→ RECORDS FOR THIS EXERCISE
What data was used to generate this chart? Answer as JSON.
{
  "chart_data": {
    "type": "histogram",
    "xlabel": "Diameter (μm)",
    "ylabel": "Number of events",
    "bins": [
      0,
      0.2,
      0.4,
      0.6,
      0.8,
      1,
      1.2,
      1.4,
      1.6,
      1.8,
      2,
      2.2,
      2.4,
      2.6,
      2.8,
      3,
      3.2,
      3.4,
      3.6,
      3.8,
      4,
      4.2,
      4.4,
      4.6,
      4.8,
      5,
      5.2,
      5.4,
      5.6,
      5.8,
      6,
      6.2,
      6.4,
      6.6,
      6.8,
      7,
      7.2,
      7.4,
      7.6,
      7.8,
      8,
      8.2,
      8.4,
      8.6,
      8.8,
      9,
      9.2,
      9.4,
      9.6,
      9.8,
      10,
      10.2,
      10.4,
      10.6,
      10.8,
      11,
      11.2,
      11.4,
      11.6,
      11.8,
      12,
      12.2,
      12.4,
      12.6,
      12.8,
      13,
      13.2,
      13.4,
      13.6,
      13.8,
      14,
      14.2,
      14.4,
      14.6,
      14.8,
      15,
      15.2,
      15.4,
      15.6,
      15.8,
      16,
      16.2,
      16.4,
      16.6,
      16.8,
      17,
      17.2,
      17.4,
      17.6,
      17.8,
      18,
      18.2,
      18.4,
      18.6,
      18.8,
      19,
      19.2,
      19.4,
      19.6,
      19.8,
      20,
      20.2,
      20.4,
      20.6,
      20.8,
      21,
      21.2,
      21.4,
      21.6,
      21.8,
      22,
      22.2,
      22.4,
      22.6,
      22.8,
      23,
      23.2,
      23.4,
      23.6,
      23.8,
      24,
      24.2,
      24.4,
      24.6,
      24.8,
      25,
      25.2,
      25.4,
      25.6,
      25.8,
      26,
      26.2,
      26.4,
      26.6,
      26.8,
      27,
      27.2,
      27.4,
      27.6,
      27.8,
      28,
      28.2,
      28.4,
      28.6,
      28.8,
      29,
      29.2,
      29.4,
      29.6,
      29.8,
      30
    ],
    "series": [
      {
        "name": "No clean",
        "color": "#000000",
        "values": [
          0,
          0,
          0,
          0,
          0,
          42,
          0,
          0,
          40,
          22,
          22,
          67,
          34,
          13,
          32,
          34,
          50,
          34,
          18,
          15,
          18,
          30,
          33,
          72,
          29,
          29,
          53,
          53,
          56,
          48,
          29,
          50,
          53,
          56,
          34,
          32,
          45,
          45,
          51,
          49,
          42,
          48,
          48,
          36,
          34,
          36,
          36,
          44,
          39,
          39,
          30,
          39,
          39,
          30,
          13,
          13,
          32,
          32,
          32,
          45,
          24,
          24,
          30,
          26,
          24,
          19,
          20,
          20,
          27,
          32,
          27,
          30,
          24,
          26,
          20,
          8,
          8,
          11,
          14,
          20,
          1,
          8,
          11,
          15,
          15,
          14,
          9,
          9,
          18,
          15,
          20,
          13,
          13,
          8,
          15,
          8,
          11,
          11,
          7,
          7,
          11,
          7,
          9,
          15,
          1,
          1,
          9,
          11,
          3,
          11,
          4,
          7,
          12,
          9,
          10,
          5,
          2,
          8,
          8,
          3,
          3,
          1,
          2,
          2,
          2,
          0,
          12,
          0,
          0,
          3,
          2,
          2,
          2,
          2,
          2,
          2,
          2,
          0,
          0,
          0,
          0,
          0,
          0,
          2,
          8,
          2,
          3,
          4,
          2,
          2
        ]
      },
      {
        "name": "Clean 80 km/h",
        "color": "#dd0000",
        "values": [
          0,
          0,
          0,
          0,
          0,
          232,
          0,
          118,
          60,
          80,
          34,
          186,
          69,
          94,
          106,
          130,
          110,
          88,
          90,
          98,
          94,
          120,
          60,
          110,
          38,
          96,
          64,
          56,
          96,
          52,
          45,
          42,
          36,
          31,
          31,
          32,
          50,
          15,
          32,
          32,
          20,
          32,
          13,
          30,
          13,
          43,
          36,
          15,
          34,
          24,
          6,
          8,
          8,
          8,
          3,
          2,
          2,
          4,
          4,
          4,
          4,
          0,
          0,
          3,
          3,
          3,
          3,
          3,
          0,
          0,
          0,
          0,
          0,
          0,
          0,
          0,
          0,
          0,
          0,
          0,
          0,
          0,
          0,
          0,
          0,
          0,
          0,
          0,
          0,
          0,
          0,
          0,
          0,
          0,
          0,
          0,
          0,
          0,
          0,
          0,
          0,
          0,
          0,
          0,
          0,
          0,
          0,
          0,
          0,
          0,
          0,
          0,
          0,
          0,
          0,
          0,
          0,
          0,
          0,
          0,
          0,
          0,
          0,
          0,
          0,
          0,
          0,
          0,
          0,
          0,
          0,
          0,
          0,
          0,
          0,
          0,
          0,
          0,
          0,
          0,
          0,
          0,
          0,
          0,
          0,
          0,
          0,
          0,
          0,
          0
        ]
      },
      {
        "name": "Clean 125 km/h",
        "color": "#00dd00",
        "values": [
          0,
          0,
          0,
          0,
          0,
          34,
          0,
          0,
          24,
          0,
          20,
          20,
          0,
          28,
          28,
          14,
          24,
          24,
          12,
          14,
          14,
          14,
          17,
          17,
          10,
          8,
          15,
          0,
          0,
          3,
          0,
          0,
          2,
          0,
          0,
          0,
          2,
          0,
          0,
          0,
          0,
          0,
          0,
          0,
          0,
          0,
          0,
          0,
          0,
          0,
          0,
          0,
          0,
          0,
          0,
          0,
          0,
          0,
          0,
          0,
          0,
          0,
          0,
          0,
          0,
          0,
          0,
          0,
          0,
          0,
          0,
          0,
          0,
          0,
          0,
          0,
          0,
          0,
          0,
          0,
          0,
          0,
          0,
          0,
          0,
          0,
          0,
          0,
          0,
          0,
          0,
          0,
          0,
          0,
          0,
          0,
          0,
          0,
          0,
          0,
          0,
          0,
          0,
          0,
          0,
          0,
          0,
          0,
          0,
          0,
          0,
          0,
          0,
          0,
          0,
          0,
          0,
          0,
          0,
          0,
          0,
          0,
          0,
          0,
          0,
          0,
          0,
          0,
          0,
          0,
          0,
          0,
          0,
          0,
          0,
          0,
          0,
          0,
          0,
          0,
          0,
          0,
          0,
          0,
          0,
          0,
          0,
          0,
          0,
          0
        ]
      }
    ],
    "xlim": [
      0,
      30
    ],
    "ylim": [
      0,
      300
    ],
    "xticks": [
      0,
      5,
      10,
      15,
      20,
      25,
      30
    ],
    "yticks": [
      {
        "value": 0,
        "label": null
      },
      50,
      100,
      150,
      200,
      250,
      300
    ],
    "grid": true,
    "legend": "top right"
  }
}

→ TASK BRIEF
Word for word, restate all of the data shown above.

→ RESPONSE TO THE EXERCISE
What data was used to generate this chart? Answer as JSON.
{
  "chart_data": {
    "type": "histogram",
    "xlabel": "Diameter (μm)",
    "ylabel": "Number of events",
    "bins": [
      0,
      0.2,
      0.4,
      0.6,
      0.8,
      1,
      1.2,
      1.4,
      1.6,
      1.8,
      2,
      2.2,
      2.4,
      2.6,
      2.8,
      3,
      3.2,
      3.4,
      3.6,
      3.8,
      4,
      4.2,
      4.4,
      4.6,
      4.8,
      5,
      5.2,
      5.4,
      5.6,
      5.8,
      6,
      6.2,
      6.4,
      6.6,
      6.8,
      7,
      7.2,
      7.4,
      7.6,
      7.8,
      8,
      8.2,
      8.4,
      8.6,
      8.8,
      9,
      9.2,
      9.4,
      9.6,
      9.8,
      10,
      10.2,
      10.4,
      10.6,
      10.8,
      11,
      11.2,
      11.4,
      11.6,
      11.8,
      12,
      12.2,
      12.4,
      12.6,
      12.8,
      13,
      13.2,
      13.4,
      13.6,
      13.8,
      14,
      14.2,
      14.4,
      14.6,
      14.8,
      15,
      15.2,
      15.4,
      15.6,
      15.8,
      16,
      16.2,
      16.4,
      16.6,
      16.8,
      17,
      17.2,
      17.4,
      17.6,
      17.8,
      18,
      18.2,
      18.4,
      18.6,
      18.8,
      19,
      19.2,
      19.4,
      19.6,
      19.8,
      20,
      20.2,
      20.4,
      20.6,
      20.8,
      21,
      21.2,
      21.4,
      21.6,
      21.8,
      22,
      22.2,
      22.4,
      22.6,
      22.8,
      23,
      23.2,
      23.4,
      23.6,
      23.8,
      24,
      24.2,
      24.4,
      24.6,
      24.8,
      25,
      25.2,
      25.4,
      25.6,
      25.8,
      26,
      26.2,
      26.4,
      26.6,
      26.8,
      27,
      27.2,
      27.4,
      27.6,
      27.8,
      28,
      28.2,
      28.4,
      28.6,
      28.8,
      29,
      29.2,
      29.4,
      29.6,
      29.8,
      30
    ],
    "series": [
      {
        "name": "No clean",
        "color": "#000000",
        "values": [
          0,
          0,
          0,
          0,
          0,
          42,
          0,
          0,
          40,
          22,
          22,
          67,
          34,
          13,
          32,
          34,
          50,
          34,
          18,
          15,
          18,
          30,
          33,
          72,
          29,
          29,
          53,
          53,
          56,
          48,
          29,
          50,
          53,
          56,
          34,
          32,
          45,
          45,
          51,
          49,
          42,
          48,
          48,
          36,
          34,
          36,
          36,
          44,
          39,
          39,
          30,
          39,
          39,
          30,
          13,
          13,
          32,
          32,
          32,
          45,
          24,
          24,
          30,
          26,
          24,
          19,
          20,
          20,
          27,
          32,
          27,
          30,
          24,
          26,
          20,
          8,
          8,
          11,
          14,
          20,
          1,
          8,
          11,
          15,
          15,
          14,
          9,
          9,
          18,
          15,
          20,
          13,
          13,
          8,
          15,
          8,
          11,
          11,
          7,
          7,
          11,
          7,
          9,
          15,
          1,
          1,
          9,
          11,
          3,
          11,
          4,
          7,
          12,
          9,
          10,
          5,
          2,
          8,
          8,
          3,
          3,
          1,
          2,
          2,
          2,
          0,
          12,
          0,
          0,
          3,
          2,
          2,
          2,
          2,
          2,
          2,
          2,
          0,
          0,
          0,
          0,
          0,
          0,
          2,
          8,
          2,
          3,
          4,
          2,
          2
        ]
      },
      {
        "name": "Clean 80 km/h",
        "color": "#dd0000",
        "values": [
          0,
          0,
          0,
          0,
          0,
          232,
          0,
          118,
          60,
          80,
          34,
          186,
          69,
          94,
          106,
          130,
          110,
          88,
          90,
          98,
          94,
          120,
          60,
          110,
          38,
          96,
          64,
          56,
          96,
          52,
          45,
          42,
          36,
          31,
          31,
          32,
          50,
          15,
          32,
          32,
          20,
          32,
          13,
          30,
          13,
          43,
          36,
          15,
          34,
          24,
          6,
          8,
          8,
          8,
          3,
          2,
          2,
          4,
          4,
          4,
          4,
          0,
          0,
          3,
          3,
          3,
          3,
          3,
          0,
          0,
          0,
          0,
          0,
          0,
          0,
          0,
          0,
          0,
          0,
          0,
          0,
          0,
          0,
          0,
          0,
          0,
          0,
          0,
          0,
          0,
          0,
          0,
          0,
          0,
          0,
          0,
          0,
          0,
          0,
          0,
          0,
          0,
          0,
          0,
          0,
          0,
          0,
          0,
          0,
          0,
          0,
          0,
          0,
          0,
          0,
          0,
          0,
          0,
          0,
          0,
          0,
          0,
          0,
          0,
          0,
          0,
          0,
          0,
          0,
          0,
          0,
          0,
          0,
          0,
          0,
          0,
          0,
          0,
          0,
          0,
          0,
          0,
          0,
          0,
          0,
          0,
          0,
          0,
          0,
          0
        ]
      },
      {
        "name": "Clean 125 km/h",
        "color": "#00dd00",
        "values": [
          0,
          0,
          0,
          0,
          0,
          34,
          0,
          0,
          24,
          0,
          20,
          20,
          0,
          28,
          28,
          14,
          24,
          24,
          12,
          14,
          14,
          14,
          17,
          17,
          10,
          8,
          15,
          0,
          0,
          3,
          0,
          0,
          2,
          0,
          0,
          0,
          2,
          0,
          0,
          0,
          0,
          0,
          0,
          0,
          0,
          0,
          0,
          0,
          0,
          0,
          0,
          0,
          0,
          0,
          0,
          0,
          0,
          0,
          0,
          0,
          0,
          0,
          0,
          0,
          0,
          0,
          0,
          0,
          0,
          0,
          0,
          0,
          0,
          0,
          0,
          0,
          0,
          0,
          0,
          0,
          0,
          0,
          0,
          0,
          0,
          0,
          0,
          0,
          0,
          0,
          0,
          0,
          0,
          0,
          0,
          0,
          0,
          0,
          0,
          0,
          0,
          0,
          0,
          0,
          0,
          0,
          0,
          0,
          0,
          0,
          0,
          0,
          0,
          0,
          0,
          0,
          0,
          0,
          0,
          0,
          0,
          0,
          0,
          0,
          0,
          0,
          0,
          0,
          0,
          0,
          0,
          0,
          0,
          0,
          0,
          0,
          0,
          0,
          0,
          0,
          0,
          0,
          0,
          0,
          0,
          0,
          0,
          0,
          0,
          0
        ]
      }
    ],
    "xlim": [
      0,
      30
    ],
    "ylim": [
      0,
      300
    ],
    "xticks": [
      0,
      5,
      10,
      15,
      20,
      25,
      30
    ],
    "yticks": [
      {
        "value": 0,
        "label": null
      },
      50,
      100,
      150,
      200,
      250,
      300
    ],
    "grid": true,
    "legend": "top right"
  }
}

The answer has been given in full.